Raw records:
——————————
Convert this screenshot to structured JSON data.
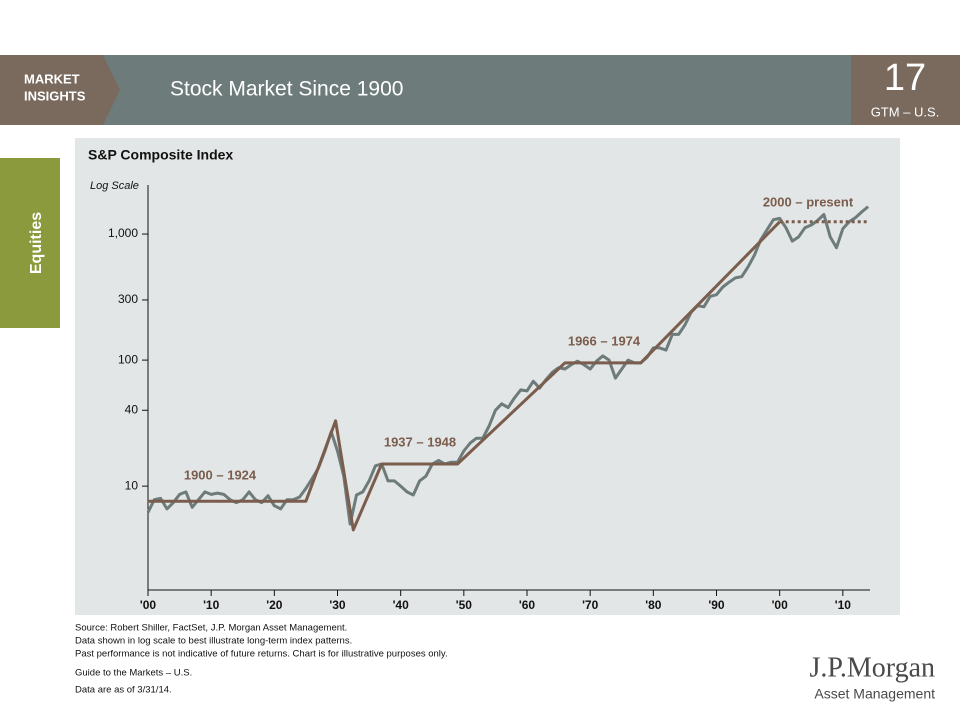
{
  "header": {
    "badge_lines": [
      "MARKET",
      "INSIGHTS"
    ],
    "title": "Stock Market Since 1900",
    "page_number": "17",
    "page_label": "GTM – U.S."
  },
  "side_tab": "Equities",
  "chart_data": {
    "type": "line",
    "title": "S&P Composite Index",
    "y_label": "Log Scale",
    "y_scale": "log",
    "xlim": [
      1900,
      2014.3
    ],
    "ylim": [
      1.5,
      2450
    ],
    "xticks": [
      {
        "value": 1900,
        "label": "'00"
      },
      {
        "value": 1910,
        "label": "'10"
      },
      {
        "value": 1920,
        "label": "'20"
      },
      {
        "value": 1930,
        "label": "'30"
      },
      {
        "value": 1940,
        "label": "'40"
      },
      {
        "value": 1950,
        "label": "'50"
      },
      {
        "value": 1960,
        "label": "'60"
      },
      {
        "value": 1970,
        "label": "'70"
      },
      {
        "value": 1980,
        "label": "'80"
      },
      {
        "value": 1990,
        "label": "'90"
      },
      {
        "value": 2000,
        "label": "'00"
      },
      {
        "value": 2010,
        "label": "'10"
      }
    ],
    "yticks": [
      10,
      40,
      100,
      300,
      {
        "value": 1000,
        "label": "1,000"
      }
    ],
    "series": [
      {
        "color": "#6d7b7b",
        "x": [
          1900,
          1901,
          1902,
          1903,
          1904,
          1905,
          1906,
          1907,
          1908,
          1909,
          1910,
          1911,
          1912,
          1913,
          1914,
          1915,
          1916,
          1917,
          1918,
          1919,
          1920,
          1921,
          1922,
          1923,
          1924,
          1925,
          1926,
          1927,
          1928,
          1929,
          1930,
          1931,
          1932,
          1933,
          1934,
          1935,
          1936,
          1937,
          1938,
          1939,
          1940,
          1941,
          1942,
          1943,
          1944,
          1945,
          1946,
          1947,
          1948,
          1949,
          1950,
          1951,
          1952,
          1953,
          1954,
          1955,
          1956,
          1957,
          1958,
          1959,
          1960,
          1961,
          1962,
          1963,
          1964,
          1965,
          1966,
          1967,
          1968,
          1969,
          1970,
          1971,
          1972,
          1973,
          1974,
          1975,
          1976,
          1977,
          1978,
          1979,
          1980,
          1981,
          1982,
          1983,
          1984,
          1985,
          1986,
          1987,
          1988,
          1989,
          1990,
          1991,
          1992,
          1993,
          1994,
          1995,
          1996,
          1997,
          1998,
          1999,
          2000,
          2001,
          2002,
          2003,
          2004,
          2005,
          2006,
          2007,
          2008,
          2009,
          2010,
          2011,
          2012,
          2013,
          2014
        ],
        "values": [
          6.2,
          7.8,
          8,
          6.6,
          7.4,
          8.6,
          9,
          6.8,
          7.8,
          9,
          8.6,
          8.8,
          8.6,
          7.8,
          7.4,
          7.8,
          9,
          7.8,
          7.4,
          8.4,
          7,
          6.6,
          7.8,
          7.8,
          8.2,
          9.6,
          11.5,
          14,
          19,
          27,
          19,
          12,
          5,
          8.5,
          9,
          11,
          14.5,
          15,
          11,
          11,
          10,
          9,
          8.5,
          11,
          12,
          15,
          16,
          15,
          15.5,
          15.5,
          19,
          22,
          24,
          24,
          30,
          40,
          45,
          42,
          50,
          58,
          57,
          68,
          60,
          70,
          80,
          87,
          85,
          92,
          98,
          92,
          85,
          98,
          108,
          100,
          72,
          85,
          100,
          95,
          95,
          105,
          125,
          125,
          120,
          160,
          160,
          190,
          240,
          270,
          265,
          320,
          330,
          380,
          415,
          450,
          460,
          550,
          680,
          900,
          1080,
          1300,
          1330,
          1120,
          880,
          950,
          1120,
          1180,
          1280,
          1430,
          950,
          780,
          1100,
          1250,
          1350,
          1500,
          1650
        ]
      },
      {
        "color": "#7b5d4e",
        "x": [
          1900,
          1925,
          1929.7,
          1932.5,
          1937,
          1949,
          1966,
          1978,
          2000
        ],
        "values": [
          7.6,
          7.6,
          33,
          4.5,
          15,
          15,
          95,
          95,
          1250
        ]
      },
      {
        "color": "#7b5d4e",
        "dash": true,
        "x": [
          2000,
          2014
        ],
        "values": [
          1250,
          1250
        ]
      }
    ],
    "annotations": [
      "1900 – 1924",
      "1937 – 1948",
      "1966 – 1974",
      "2000 – present"
    ]
  },
  "footer": {
    "notes": [
      "Source: Robert Shiller, FactSet, J.P. Morgan Asset Management.",
      "Data shown in log scale to best illustrate long-term index patterns.",
      "Past performance is not indicative of future returns. Chart is for illustrative purposes only."
    ],
    "guide": "Guide to the Markets – U.S.",
    "date": "Data are as of 3/31/14."
  },
  "logo": {
    "name": "J.P.Morgan",
    "sub": "Asset Management"
  }
}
——————————
Instructions for the task: Repeat all of the records verbatim, leaving out the pictures.

Solution:
Convert this screenshot to structured JSON data.
{
  "header": {
    "badge_lines": [
      "MARKET",
      "INSIGHTS"
    ],
    "title": "Stock Market Since 1900",
    "page_number": "17",
    "page_label": "GTM – U.S."
  },
  "side_tab": "Equities",
  "chart_data": {
    "type": "line",
    "title": "S&P Composite Index",
    "y_label": "Log Scale",
    "y_scale": "log",
    "xlim": [
      1900,
      2014.3
    ],
    "ylim": [
      1.5,
      2450
    ],
    "xticks": [
      {
        "value": 1900,
        "label": "'00"
      },
      {
        "value": 1910,
        "label": "'10"
      },
      {
        "value": 1920,
        "label": "'20"
      },
      {
        "value": 1930,
        "label": "'30"
      },
      {
        "value": 1940,
        "label": "'40"
      },
      {
        "value": 1950,
        "label": "'50"
      },
      {
        "value": 1960,
        "label": "'60"
      },
      {
        "value": 1970,
        "label": "'70"
      },
      {
        "value": 1980,
        "label": "'80"
      },
      {
        "value": 1990,
        "label": "'90"
      },
      {
        "value": 2000,
        "label": "'00"
      },
      {
        "value": 2010,
        "label": "'10"
      }
    ],
    "yticks": [
      10,
      40,
      100,
      300,
      {
        "value": 1000,
        "label": "1,000"
      }
    ],
    "series": [
      {
        "color": "#6d7b7b",
        "x": [
          1900,
          1901,
          1902,
          1903,
          1904,
          1905,
          1906,
          1907,
          1908,
          1909,
          1910,
          1911,
          1912,
          1913,
          1914,
          1915,
          1916,
          1917,
          1918,
          1919,
          1920,
          1921,
          1922,
          1923,
          1924,
          1925,
          1926,
          1927,
          1928,
          1929,
          1930,
          1931,
          1932,
          1933,
          1934,
          1935,
          1936,
          1937,
          1938,
          1939,
          1940,
          1941,
          1942,
          1943,
          1944,
          1945,
          1946,
          1947,
          1948,
          1949,
          1950,
          1951,
          1952,
          1953,
          1954,
          1955,
          1956,
          1957,
          1958,
          1959,
          1960,
          1961,
          1962,
          1963,
          1964,
          1965,
          1966,
          1967,
          1968,
          1969,
          1970,
          1971,
          1972,
          1973,
          1974,
          1975,
          1976,
          1977,
          1978,
          1979,
          1980,
          1981,
          1982,
          1983,
          1984,
          1985,
          1986,
          1987,
          1988,
          1989,
          1990,
          1991,
          1992,
          1993,
          1994,
          1995,
          1996,
          1997,
          1998,
          1999,
          2000,
          2001,
          2002,
          2003,
          2004,
          2005,
          2006,
          2007,
          2008,
          2009,
          2010,
          2011,
          2012,
          2013,
          2014
        ],
        "values": [
          6.2,
          7.8,
          8,
          6.6,
          7.4,
          8.6,
          9,
          6.8,
          7.8,
          9,
          8.6,
          8.8,
          8.6,
          7.8,
          7.4,
          7.8,
          9,
          7.8,
          7.4,
          8.4,
          7,
          6.6,
          7.8,
          7.8,
          8.2,
          9.6,
          11.5,
          14,
          19,
          27,
          19,
          12,
          5,
          8.5,
          9,
          11,
          14.5,
          15,
          11,
          11,
          10,
          9,
          8.5,
          11,
          12,
          15,
          16,
          15,
          15.5,
          15.5,
          19,
          22,
          24,
          24,
          30,
          40,
          45,
          42,
          50,
          58,
          57,
          68,
          60,
          70,
          80,
          87,
          85,
          92,
          98,
          92,
          85,
          98,
          108,
          100,
          72,
          85,
          100,
          95,
          95,
          105,
          125,
          125,
          120,
          160,
          160,
          190,
          240,
          270,
          265,
          320,
          330,
          380,
          415,
          450,
          460,
          550,
          680,
          900,
          1080,
          1300,
          1330,
          1120,
          880,
          950,
          1120,
          1180,
          1280,
          1430,
          950,
          780,
          1100,
          1250,
          1350,
          1500,
          1650
        ]
      },
      {
        "color": "#7b5d4e",
        "x": [
          1900,
          1925,
          1929.7,
          1932.5,
          1937,
          1949,
          1966,
          1978,
          2000
        ],
        "values": [
          7.6,
          7.6,
          33,
          4.5,
          15,
          15,
          95,
          95,
          1250
        ]
      },
      {
        "color": "#7b5d4e",
        "dash": true,
        "x": [
          2000,
          2014
        ],
        "values": [
          1250,
          1250
        ]
      }
    ],
    "annotations": [
      "1900 – 1924",
      "1937 – 1948",
      "1966 – 1974",
      "2000 – present"
    ]
  },
  "footer": {
    "notes": [
      "Source: Robert Shiller, FactSet, J.P. Morgan Asset Management.",
      "Data shown in log scale to best illustrate long-term index patterns.",
      "Past performance is not indicative of future returns. Chart is for illustrative purposes only."
    ],
    "guide": "Guide to the Markets – U.S.",
    "date": "Data are as of 3/31/14."
  },
  "logo": {
    "name": "J.P.Morgan",
    "sub": "Asset Management"
  }
}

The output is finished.